>> BEGIN

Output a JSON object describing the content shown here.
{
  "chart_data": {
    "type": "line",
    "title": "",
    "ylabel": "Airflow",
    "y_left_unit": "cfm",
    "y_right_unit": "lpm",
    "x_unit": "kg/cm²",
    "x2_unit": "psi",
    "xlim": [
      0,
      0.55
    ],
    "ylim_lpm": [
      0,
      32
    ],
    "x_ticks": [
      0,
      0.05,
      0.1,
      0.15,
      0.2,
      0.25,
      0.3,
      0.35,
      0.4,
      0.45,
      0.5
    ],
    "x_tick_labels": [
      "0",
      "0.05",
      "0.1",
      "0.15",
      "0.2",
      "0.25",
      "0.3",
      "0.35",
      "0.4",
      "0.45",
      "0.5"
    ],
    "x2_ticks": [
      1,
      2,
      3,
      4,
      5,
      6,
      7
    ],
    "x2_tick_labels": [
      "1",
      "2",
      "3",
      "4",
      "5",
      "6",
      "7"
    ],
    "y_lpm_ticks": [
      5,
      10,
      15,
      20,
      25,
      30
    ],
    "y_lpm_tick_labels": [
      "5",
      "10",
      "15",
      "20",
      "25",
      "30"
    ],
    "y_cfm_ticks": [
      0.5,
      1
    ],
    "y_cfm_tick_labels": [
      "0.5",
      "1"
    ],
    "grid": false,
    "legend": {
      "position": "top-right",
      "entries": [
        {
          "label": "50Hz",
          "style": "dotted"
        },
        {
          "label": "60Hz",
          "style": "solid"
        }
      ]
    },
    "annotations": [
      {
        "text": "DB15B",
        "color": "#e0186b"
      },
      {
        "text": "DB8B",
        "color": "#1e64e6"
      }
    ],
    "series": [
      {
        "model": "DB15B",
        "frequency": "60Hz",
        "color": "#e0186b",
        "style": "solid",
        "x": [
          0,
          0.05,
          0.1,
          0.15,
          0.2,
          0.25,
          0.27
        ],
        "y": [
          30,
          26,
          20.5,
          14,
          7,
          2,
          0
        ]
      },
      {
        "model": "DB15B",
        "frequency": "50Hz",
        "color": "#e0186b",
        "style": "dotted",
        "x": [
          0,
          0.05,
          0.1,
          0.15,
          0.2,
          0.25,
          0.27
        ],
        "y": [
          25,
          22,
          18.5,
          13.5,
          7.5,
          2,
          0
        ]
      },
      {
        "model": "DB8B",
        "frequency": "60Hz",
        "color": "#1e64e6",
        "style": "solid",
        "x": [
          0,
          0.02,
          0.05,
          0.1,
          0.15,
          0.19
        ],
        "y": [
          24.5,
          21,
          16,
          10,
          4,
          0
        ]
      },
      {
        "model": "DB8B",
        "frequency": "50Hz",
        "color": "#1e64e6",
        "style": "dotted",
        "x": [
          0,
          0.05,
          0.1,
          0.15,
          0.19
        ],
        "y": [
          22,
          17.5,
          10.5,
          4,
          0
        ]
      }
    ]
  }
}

>> END

_Requirement:_
Take the entries above and transcribe them in full.

_Result of this task:_
Output a JSON object describing the content shown here.
{
  "chart_data": {
    "type": "line",
    "title": "",
    "ylabel": "Airflow",
    "y_left_unit": "cfm",
    "y_right_unit": "lpm",
    "x_unit": "kg/cm²",
    "x2_unit": "psi",
    "xlim": [
      0,
      0.55
    ],
    "ylim_lpm": [
      0,
      32
    ],
    "x_ticks": [
      0,
      0.05,
      0.1,
      0.15,
      0.2,
      0.25,
      0.3,
      0.35,
      0.4,
      0.45,
      0.5
    ],
    "x_tick_labels": [
      "0",
      "0.05",
      "0.1",
      "0.15",
      "0.2",
      "0.25",
      "0.3",
      "0.35",
      "0.4",
      "0.45",
      "0.5"
    ],
    "x2_ticks": [
      1,
      2,
      3,
      4,
      5,
      6,
      7
    ],
    "x2_tick_labels": [
      "1",
      "2",
      "3",
      "4",
      "5",
      "6",
      "7"
    ],
    "y_lpm_ticks": [
      5,
      10,
      15,
      20,
      25,
      30
    ],
    "y_lpm_tick_labels": [
      "5",
      "10",
      "15",
      "20",
      "25",
      "30"
    ],
    "y_cfm_ticks": [
      0.5,
      1
    ],
    "y_cfm_tick_labels": [
      "0.5",
      "1"
    ],
    "grid": false,
    "legend": {
      "position": "top-right",
      "entries": [
        {
          "label": "50Hz",
          "style": "dotted"
        },
        {
          "label": "60Hz",
          "style": "solid"
        }
      ]
    },
    "annotations": [
      {
        "text": "DB15B",
        "color": "#e0186b"
      },
      {
        "text": "DB8B",
        "color": "#1e64e6"
      }
    ],
    "series": [
      {
        "model": "DB15B",
        "frequency": "60Hz",
        "color": "#e0186b",
        "style": "solid",
        "x": [
          0,
          0.05,
          0.1,
          0.15,
          0.2,
          0.25,
          0.27
        ],
        "y": [
          30,
          26,
          20.5,
          14,
          7,
          2,
          0
        ]
      },
      {
        "model": "DB15B",
        "frequency": "50Hz",
        "color": "#e0186b",
        "style": "dotted",
        "x": [
          0,
          0.05,
          0.1,
          0.15,
          0.2,
          0.25,
          0.27
        ],
        "y": [
          25,
          22,
          18.5,
          13.5,
          7.5,
          2,
          0
        ]
      },
      {
        "model": "DB8B",
        "frequency": "60Hz",
        "color": "#1e64e6",
        "style": "solid",
        "x": [
          0,
          0.02,
          0.05,
          0.1,
          0.15,
          0.19
        ],
        "y": [
          24.5,
          21,
          16,
          10,
          4,
          0
        ]
      },
      {
        "model": "DB8B",
        "frequency": "50Hz",
        "color": "#1e64e6",
        "style": "dotted",
        "x": [
          0,
          0.05,
          0.1,
          0.15,
          0.19
        ],
        "y": [
          22,
          17.5,
          10.5,
          4,
          0
        ]
      }
    ]
  }
}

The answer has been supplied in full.